* Begin DATA IN THIS EXERCISE *
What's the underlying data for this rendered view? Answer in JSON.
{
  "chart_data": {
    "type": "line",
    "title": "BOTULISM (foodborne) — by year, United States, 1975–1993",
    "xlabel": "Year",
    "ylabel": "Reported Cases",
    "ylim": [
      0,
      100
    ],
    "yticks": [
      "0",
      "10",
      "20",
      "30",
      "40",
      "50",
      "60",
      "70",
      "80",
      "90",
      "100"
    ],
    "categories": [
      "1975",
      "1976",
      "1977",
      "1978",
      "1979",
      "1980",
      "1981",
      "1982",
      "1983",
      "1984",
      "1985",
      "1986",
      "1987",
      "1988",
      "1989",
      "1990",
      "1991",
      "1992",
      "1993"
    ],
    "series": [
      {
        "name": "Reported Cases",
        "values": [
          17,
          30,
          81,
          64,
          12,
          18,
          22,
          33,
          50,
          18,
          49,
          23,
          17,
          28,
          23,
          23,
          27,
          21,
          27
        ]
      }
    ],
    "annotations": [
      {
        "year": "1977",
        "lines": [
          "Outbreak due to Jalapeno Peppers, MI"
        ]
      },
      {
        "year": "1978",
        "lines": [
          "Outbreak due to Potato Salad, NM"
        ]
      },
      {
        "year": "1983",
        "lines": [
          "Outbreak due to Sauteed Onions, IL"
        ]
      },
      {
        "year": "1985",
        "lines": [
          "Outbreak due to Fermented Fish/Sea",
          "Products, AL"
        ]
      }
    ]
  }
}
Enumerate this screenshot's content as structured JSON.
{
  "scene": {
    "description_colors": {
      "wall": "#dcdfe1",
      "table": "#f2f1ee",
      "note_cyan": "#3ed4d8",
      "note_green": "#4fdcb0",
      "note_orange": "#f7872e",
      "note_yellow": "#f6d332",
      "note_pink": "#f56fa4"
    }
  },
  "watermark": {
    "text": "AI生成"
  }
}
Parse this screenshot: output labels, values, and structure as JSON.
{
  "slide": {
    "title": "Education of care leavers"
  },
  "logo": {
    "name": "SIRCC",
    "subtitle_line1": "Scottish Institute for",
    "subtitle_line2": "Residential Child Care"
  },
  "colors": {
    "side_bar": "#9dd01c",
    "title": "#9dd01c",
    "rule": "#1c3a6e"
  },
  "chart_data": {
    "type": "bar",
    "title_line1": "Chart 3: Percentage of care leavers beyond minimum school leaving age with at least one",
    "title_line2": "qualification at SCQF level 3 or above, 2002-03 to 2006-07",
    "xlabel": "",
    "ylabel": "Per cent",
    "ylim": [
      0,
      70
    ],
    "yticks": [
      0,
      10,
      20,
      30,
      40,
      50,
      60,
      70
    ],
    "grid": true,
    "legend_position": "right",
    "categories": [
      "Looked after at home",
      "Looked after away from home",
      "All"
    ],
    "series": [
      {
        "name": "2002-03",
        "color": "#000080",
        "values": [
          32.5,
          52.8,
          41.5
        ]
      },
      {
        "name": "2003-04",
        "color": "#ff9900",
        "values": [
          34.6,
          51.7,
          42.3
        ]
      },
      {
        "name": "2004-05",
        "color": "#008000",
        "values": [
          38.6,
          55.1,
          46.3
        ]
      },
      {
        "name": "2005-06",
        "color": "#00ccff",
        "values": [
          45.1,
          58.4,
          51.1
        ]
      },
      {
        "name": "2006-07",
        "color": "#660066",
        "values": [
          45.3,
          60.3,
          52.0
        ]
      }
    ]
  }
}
* End DATA IN THIS EXERCISE *
## REQUIREMENTS
What is the number of lines that contain "JSON"? Reply with that number alone.

## FULL RESPONSE
3